[Given passage]

1 hour passed and it felt like my body had gone through a roller coaster. The pain was slowly increasing but I was trying to keep cool-headed about the situation, knowing that if I panicked it would only makes things worse. After 9 hours of desperately trying to find out when the helicopter was coming, I was mentally and physically exhausted. The baking heat of the day had all but drained my energy and morale. I was becoming so weak I could barely lift myself around and it was beginning to get dark, dashing all my hopes of a helicopter rescue. Yet, by hour 10 we heard helicopter rotors and we both knew it must be the one we had been waiting for.
It came into view but flew straight passed us, not noticing the H landing pad Hamza had laid out in stones or us waving our colourful jackets in the air with our head torches flashing. It then suddenly dawned on me how impossible it must be to see two tiny specks at the bottom of a huge wall even with all the preparation we had done. It continued to fly around while Hamza tried to navigate it towards us by calling the pilot on his mobile. He still couldn't find us and the night was drawing in. I knew if it got too dark they would call off the search until tomorrow and I had an uncomfortable feeling about how long I would last.
Just as the helicopter was looking to leave it came towards us and we made all the noise we could, waving around everything we had in the hope of being seen. It continued getting closer and we realised, relieved, it had spotted us. It circled around and attempted to land but with the high crosswinds found it too difficult, so they sent the winch man down instead. I crawled over to him, clawing at the ground in desperation to be as far away from this place as possible. He slung me with a harness and began winching me up. As we reached the door I flopped onto the floor and we circled round to make a second pass for Hamza, but he waved the chopper to leave him.

[/Given passage]

> [Set of tasks]
- A) In the helicopter rescue account, what did Hamza lay out in stones?
- B) Continue the helicopter rescue account from its last sentence.

[Raw data]

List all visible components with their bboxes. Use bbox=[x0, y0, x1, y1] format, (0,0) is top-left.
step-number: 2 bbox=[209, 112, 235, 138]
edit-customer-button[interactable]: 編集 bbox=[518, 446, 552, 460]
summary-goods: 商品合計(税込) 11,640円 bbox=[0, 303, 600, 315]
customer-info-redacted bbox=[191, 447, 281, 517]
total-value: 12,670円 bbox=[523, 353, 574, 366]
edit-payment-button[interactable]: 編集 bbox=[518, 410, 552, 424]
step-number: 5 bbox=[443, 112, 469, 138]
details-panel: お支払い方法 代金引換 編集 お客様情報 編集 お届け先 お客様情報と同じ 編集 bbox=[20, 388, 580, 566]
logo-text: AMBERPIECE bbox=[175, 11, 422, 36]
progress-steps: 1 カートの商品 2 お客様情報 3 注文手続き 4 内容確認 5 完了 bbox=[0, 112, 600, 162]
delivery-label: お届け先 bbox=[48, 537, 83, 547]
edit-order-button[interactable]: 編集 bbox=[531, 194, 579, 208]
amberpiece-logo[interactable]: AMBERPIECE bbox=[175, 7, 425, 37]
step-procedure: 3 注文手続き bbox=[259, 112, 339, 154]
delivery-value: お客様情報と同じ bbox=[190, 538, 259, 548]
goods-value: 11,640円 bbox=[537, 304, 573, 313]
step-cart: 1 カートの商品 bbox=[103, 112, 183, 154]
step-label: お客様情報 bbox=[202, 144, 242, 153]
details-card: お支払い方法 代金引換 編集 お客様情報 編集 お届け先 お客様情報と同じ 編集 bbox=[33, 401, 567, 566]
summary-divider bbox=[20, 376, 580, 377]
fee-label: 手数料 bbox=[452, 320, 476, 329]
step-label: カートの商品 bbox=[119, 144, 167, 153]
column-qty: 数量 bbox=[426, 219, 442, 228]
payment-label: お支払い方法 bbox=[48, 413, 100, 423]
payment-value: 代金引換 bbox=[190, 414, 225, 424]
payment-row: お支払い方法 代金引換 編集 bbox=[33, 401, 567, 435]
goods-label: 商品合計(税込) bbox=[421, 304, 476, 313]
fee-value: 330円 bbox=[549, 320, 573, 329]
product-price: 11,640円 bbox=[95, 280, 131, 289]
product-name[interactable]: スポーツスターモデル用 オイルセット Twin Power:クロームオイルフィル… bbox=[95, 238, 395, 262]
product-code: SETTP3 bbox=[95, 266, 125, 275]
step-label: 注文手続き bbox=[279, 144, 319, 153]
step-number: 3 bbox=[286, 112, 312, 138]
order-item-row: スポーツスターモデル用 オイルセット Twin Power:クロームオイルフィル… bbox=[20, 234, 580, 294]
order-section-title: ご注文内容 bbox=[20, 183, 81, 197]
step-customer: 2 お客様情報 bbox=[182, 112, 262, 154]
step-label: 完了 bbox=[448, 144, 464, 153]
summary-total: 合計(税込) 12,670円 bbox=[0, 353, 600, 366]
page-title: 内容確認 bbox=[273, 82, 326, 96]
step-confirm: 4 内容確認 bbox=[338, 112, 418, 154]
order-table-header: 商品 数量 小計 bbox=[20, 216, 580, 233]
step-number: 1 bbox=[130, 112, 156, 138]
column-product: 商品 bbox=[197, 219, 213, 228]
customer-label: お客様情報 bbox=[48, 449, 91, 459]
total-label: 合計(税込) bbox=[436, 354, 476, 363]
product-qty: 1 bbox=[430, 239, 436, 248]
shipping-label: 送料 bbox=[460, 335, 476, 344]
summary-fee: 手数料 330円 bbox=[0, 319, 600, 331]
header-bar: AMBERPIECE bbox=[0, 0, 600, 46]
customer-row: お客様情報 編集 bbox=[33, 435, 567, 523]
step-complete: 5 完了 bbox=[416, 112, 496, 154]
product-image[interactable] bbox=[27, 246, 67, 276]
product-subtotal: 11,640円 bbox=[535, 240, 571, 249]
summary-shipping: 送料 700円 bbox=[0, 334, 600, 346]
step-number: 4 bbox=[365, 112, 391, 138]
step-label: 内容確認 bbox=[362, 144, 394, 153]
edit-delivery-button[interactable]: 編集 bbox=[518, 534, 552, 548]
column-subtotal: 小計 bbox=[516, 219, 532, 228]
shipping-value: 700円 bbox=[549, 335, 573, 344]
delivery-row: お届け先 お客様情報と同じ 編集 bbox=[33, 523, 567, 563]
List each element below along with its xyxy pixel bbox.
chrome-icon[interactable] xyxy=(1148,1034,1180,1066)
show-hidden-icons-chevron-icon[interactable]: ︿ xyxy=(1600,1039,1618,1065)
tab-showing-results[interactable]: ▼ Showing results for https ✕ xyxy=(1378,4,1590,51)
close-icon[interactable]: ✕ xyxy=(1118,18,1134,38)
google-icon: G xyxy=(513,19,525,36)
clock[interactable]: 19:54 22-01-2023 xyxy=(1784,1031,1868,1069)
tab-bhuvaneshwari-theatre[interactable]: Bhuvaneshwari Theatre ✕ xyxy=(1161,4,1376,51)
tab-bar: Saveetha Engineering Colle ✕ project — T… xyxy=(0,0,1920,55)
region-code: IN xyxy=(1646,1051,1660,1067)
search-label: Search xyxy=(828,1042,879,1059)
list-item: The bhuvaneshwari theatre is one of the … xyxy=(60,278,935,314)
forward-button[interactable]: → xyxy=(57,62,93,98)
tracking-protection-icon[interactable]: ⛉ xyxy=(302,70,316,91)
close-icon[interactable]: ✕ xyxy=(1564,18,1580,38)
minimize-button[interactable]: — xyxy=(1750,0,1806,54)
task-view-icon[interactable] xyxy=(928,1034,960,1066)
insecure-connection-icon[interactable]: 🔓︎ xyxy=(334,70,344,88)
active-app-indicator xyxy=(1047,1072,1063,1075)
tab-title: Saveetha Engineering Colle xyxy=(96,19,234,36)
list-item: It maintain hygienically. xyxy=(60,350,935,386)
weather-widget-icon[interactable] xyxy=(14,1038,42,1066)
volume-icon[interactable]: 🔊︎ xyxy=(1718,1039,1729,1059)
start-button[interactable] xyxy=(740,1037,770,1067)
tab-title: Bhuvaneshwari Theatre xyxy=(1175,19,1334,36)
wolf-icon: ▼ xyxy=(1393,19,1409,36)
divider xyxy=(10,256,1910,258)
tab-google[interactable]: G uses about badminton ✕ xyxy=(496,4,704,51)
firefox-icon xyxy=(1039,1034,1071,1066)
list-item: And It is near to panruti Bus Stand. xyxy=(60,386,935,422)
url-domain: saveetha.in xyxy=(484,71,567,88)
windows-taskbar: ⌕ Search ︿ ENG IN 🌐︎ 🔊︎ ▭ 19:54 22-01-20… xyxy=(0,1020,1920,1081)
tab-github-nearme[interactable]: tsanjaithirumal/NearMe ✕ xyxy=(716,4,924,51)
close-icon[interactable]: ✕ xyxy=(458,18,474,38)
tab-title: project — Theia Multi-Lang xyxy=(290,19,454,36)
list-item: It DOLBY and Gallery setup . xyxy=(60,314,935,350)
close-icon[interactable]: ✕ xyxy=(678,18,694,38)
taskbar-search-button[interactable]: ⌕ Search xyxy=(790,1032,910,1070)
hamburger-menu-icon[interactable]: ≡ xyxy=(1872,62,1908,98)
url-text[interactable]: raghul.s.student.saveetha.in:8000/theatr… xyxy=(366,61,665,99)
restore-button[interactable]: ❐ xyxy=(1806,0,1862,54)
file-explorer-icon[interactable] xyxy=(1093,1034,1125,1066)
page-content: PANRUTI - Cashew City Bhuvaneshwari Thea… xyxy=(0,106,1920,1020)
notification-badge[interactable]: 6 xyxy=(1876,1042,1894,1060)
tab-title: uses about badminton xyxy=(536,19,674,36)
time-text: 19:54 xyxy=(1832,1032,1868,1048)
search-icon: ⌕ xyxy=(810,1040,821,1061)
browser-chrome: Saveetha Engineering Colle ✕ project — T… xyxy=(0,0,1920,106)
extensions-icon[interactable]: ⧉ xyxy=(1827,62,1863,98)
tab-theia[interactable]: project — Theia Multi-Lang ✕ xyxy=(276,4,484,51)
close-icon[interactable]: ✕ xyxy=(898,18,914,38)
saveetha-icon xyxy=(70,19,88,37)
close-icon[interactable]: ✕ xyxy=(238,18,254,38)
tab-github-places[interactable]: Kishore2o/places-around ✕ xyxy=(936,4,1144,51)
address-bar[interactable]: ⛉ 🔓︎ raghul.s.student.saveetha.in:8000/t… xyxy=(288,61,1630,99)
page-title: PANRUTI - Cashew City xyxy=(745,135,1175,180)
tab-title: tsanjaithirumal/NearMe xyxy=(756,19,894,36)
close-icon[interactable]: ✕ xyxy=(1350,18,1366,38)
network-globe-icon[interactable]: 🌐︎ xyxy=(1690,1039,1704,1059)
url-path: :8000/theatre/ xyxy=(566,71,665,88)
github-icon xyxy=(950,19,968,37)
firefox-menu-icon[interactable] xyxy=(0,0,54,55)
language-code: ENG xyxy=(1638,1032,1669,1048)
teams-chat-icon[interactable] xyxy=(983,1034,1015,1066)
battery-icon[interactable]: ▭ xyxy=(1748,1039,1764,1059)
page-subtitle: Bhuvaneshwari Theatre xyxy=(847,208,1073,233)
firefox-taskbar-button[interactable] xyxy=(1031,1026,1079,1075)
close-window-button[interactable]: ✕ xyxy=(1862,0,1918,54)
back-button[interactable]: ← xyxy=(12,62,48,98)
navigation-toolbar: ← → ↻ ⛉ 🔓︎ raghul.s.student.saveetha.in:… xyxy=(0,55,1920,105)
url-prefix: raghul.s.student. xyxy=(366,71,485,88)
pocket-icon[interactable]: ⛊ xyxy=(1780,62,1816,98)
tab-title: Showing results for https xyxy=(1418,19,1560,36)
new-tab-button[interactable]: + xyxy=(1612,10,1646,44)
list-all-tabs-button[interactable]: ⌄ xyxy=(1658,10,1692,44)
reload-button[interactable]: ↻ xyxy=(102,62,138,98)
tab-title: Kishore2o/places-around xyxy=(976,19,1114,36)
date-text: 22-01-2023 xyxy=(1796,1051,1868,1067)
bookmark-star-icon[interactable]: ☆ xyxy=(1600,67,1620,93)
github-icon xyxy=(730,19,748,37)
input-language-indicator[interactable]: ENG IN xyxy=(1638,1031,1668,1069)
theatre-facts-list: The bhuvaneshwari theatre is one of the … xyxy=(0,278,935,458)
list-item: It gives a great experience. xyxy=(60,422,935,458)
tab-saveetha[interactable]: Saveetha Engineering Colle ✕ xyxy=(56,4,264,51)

[/Raw data]

> [Your responses]
- A) An H landing pad.

- B)
We reached a nearby hospital where I was transferred to Ibri and taken care of by a great team of doctors and surgeons. After several stitches in my face, inside my mouth and my ankle I was put to rest in the ward. Hamza came to see me and told me how he had carried our equipment down to the vehicles and then drove for 4 hours to the hospital. 2 days later I was released with crutches and a cast on my ankle and sent home to rest.
I cannot help but think how lucky I was to survive such an accident – and how much worse it could have been. If it hadn’t been for the amazing efforts of Hamza and the helicopter crew the situation could have been fatal. If I could take one lesson from this it would be that it doesn't matter how good a climber you are, accidents do happen and learning how to get out of them before they do is invaluable! I plan to go back to Oman and finish our route sometime soon but with a healthier respect for the mountains and my environment.